_Goal_
Show every line below where "watermark" can be found.
>> begin Items
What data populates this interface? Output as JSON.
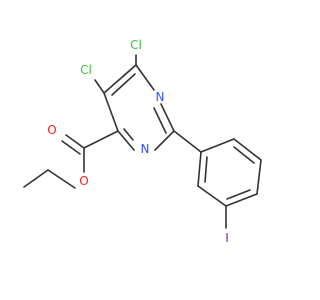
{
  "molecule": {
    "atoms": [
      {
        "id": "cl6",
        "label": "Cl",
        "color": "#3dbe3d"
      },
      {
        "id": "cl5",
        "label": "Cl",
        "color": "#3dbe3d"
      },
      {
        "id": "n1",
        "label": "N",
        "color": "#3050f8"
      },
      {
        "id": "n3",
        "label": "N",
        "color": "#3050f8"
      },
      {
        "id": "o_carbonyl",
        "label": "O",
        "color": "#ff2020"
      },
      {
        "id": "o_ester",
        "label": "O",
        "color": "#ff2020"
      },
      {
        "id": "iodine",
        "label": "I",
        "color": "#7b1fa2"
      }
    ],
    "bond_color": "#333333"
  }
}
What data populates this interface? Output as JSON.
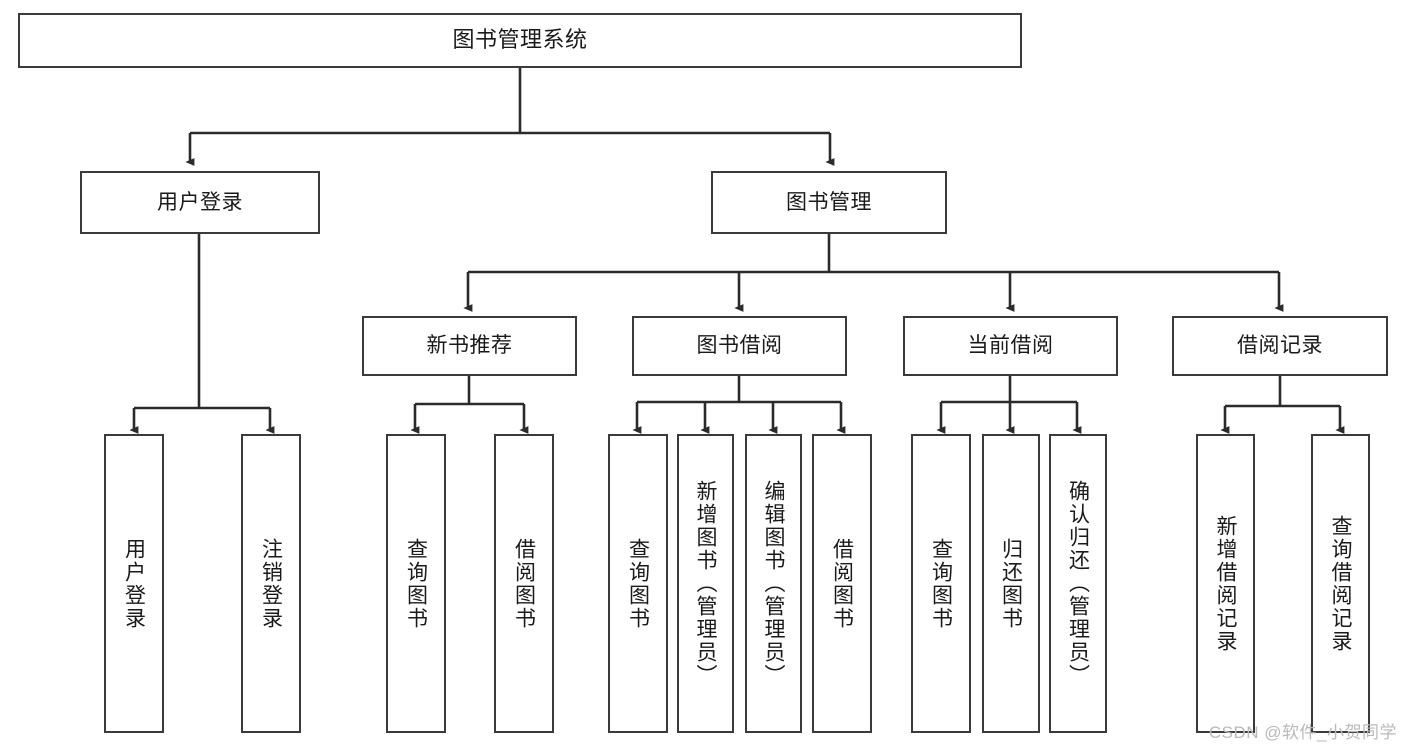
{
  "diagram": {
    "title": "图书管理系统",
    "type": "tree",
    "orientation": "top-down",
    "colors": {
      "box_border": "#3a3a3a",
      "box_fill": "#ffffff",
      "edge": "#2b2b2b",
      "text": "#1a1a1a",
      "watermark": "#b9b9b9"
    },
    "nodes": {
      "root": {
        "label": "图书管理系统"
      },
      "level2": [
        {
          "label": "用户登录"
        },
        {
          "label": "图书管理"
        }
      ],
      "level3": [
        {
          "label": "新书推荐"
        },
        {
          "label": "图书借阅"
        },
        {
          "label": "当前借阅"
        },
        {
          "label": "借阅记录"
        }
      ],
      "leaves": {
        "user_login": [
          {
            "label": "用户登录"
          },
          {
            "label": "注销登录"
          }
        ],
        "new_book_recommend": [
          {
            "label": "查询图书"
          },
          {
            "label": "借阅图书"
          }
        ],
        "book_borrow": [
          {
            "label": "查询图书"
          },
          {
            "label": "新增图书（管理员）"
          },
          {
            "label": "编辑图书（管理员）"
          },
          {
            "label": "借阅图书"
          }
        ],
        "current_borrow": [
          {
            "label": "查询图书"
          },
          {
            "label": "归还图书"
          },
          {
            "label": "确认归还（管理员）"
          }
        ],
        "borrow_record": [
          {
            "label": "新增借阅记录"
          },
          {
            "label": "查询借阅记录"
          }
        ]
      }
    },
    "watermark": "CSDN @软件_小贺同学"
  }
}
>> end Items
_The output_
      "watermark": "#b9b9b9"
    "watermark": "CSDN @软件_小贺同学"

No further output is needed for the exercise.